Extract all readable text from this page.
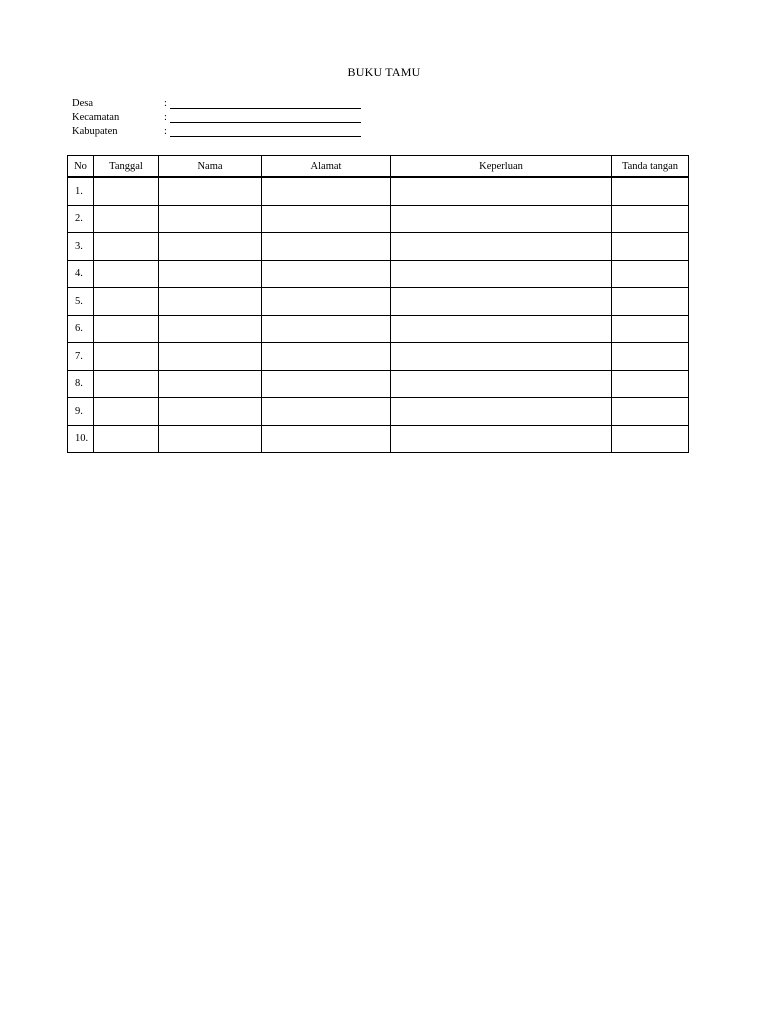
BUKU TAMU
Desa	:
Kecamatan	:
Kabupaten	:
No	Tanggal	Nama	Alamat	Keperluan	Tanda tangan
1.					
2.					
3.					
4.					
5.					
6.					
7.					
8.					
9.					
10.					
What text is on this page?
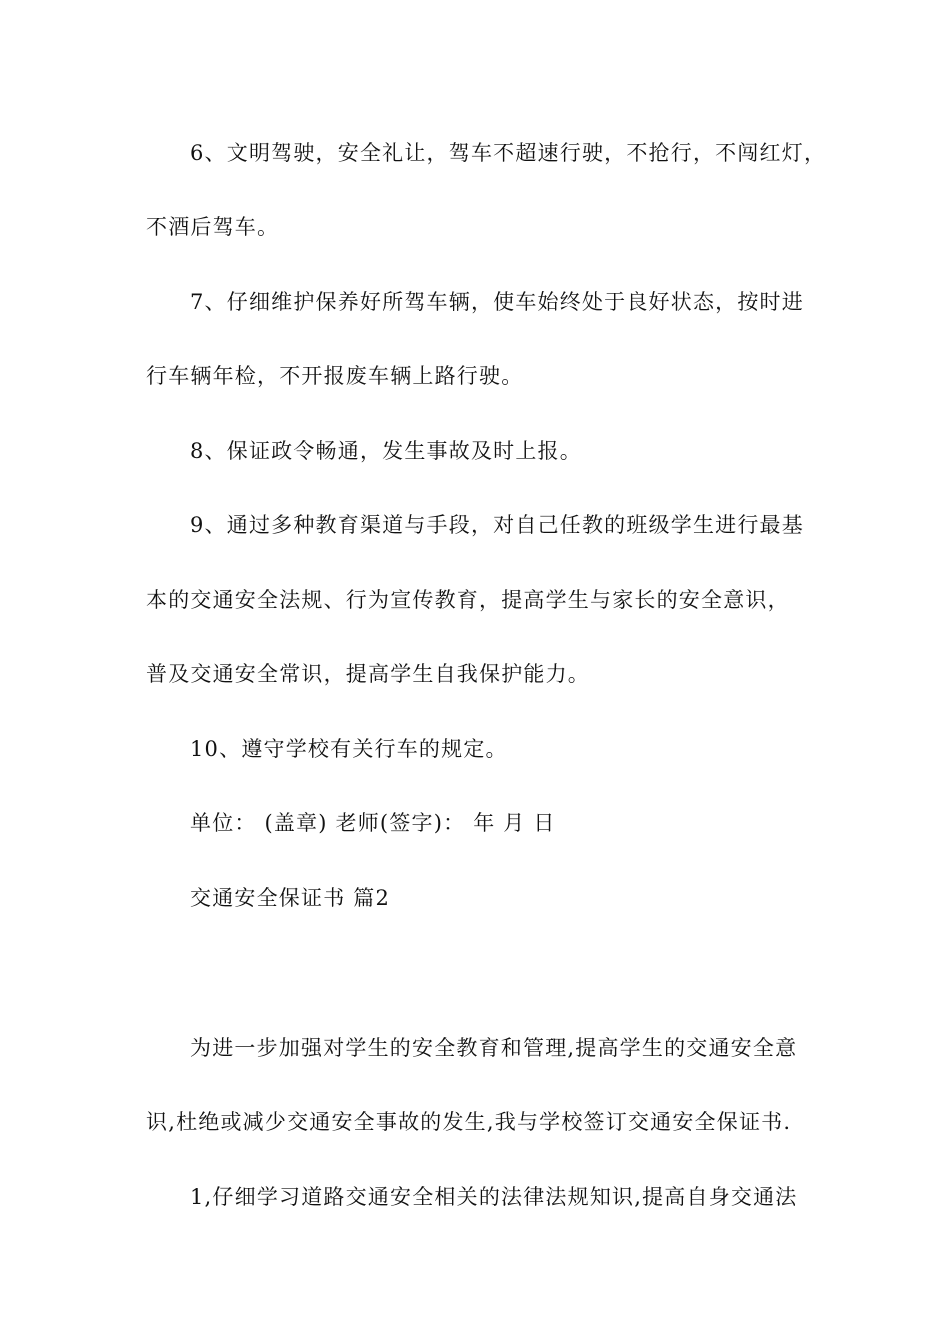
6、文明驾驶，安全礼让，驾车不超速行驶，不抢行，不闯红灯，
不酒后驾车。
7、仔细维护保养好所驾车辆，使车始终处于良好状态，按时进
行车辆年检，不开报废车辆上路行驶。
8、保证政令畅通，发生事故及时上报。
9、通过多种教育渠道与手段，对自己任教的班级学生进行最基
本的交通安全法规、行为宣传教育，提高学生与家长的安全意识，
普及交通安全常识，提高学生自我保护能力。
10、遵守学校有关行车的规定。
单位： (盖章) 老师(签字)： 年 月 日
交通安全保证书 篇2
为进一步加强对学生的安全教育和管理,提高学生的交通安全意
识,杜绝或减少交通安全事故的发生,我与学校签订交通安全保证书.
1,仔细学习道路交通安全相关的法律法规知识,提高自身交通法
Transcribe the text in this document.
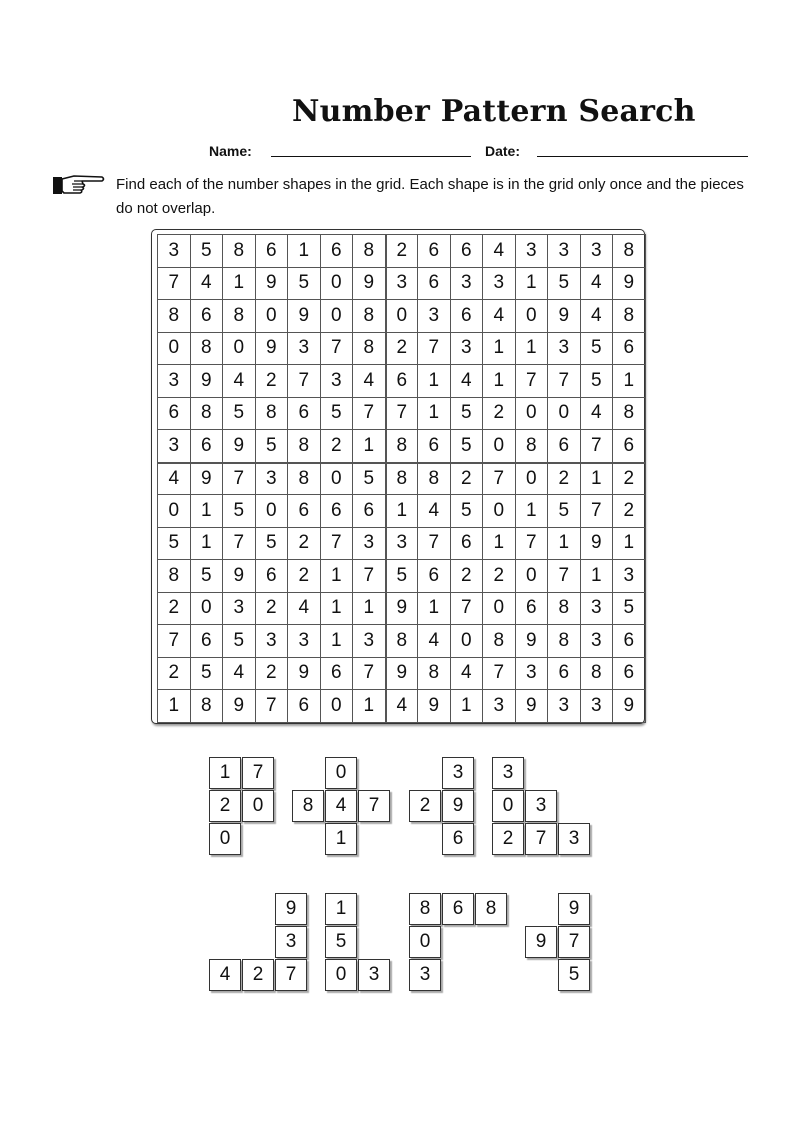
Number Pattern Search
Name:	Date:
Find each of the number shapes in the grid. Each shape is in the grid only once and the pieces do not overlap.
3	5	8	6	1	6	8	2	6	6	4	3	3	3	8
7	4	1	9	5	0	9	3	6	3	3	1	5	4	9
8	6	8	0	9	0	8	0	3	6	4	0	9	4	8
0	8	0	9	3	7	8	2	7	3	1	1	3	5	6
3	9	4	2	7	3	4	6	1	4	1	7	7	5	1
6	8	5	8	6	5	7	7	1	5	2	0	0	4	8
3	6	9	5	8	2	1	8	6	5	0	8	6	7	6
4	9	7	3	8	0	5	8	8	2	7	0	2	1	2
0	1	5	0	6	6	6	1	4	5	0	1	5	7	2
5	1	7	5	2	7	3	3	7	6	1	7	1	9	1
8	5	9	6	2	1	7	5	6	2	2	0	7	1	3
2	0	3	2	4	1	1	9	1	7	0	6	8	3	5
7	6	5	3	3	1	3	8	4	0	8	9	8	3	6
2	5	4	2	9	6	7	9	8	4	7	3	6	8	6
1	8	9	7	6	0	1	4	9	1	3	9	3	3	9
1	7
2	0
0
0
8	4	7
1
3
2	9
6
3
0	3
2	7	3
9
3
4	2	7
1
5
0	3
8	6	8
0
3
9
9	7
5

DIRECTIONS. Retype the line containing "Transcribe the text in this document." and all lines after it through the end of the material, exactly and only those, leaving out pictures.

RESULT OF THIS EXERCISE.
Transcribe the text in this document.
Number Pattern Search
Name:	Date:
Find each of the number shapes in the grid. Each shape is in the grid only once and the pieces do not overlap.
3	5	8	6	1	6	8	2	6	6	4	3	3	3	8
7	4	1	9	5	0	9	3	6	3	3	1	5	4	9
8	6	8	0	9	0	8	0	3	6	4	0	9	4	8
0	8	0	9	3	7	8	2	7	3	1	1	3	5	6
3	9	4	2	7	3	4	6	1	4	1	7	7	5	1
6	8	5	8	6	5	7	7	1	5	2	0	0	4	8
3	6	9	5	8	2	1	8	6	5	0	8	6	7	6
4	9	7	3	8	0	5	8	8	2	7	0	2	1	2
0	1	5	0	6	6	6	1	4	5	0	1	5	7	2
5	1	7	5	2	7	3	3	7	6	1	7	1	9	1
8	5	9	6	2	1	7	5	6	2	2	0	7	1	3
2	0	3	2	4	1	1	9	1	7	0	6	8	3	5
7	6	5	3	3	1	3	8	4	0	8	9	8	3	6
2	5	4	2	9	6	7	9	8	4	7	3	6	8	6
1	8	9	7	6	0	1	4	9	1	3	9	3	3	9
1	7
2	0
0
0
8	4	7
1
3
2	9
6
3
0	3
2	7	3
9
3
4	2	7
1
5
0	3
8	6	8
0
3
9
9	7
5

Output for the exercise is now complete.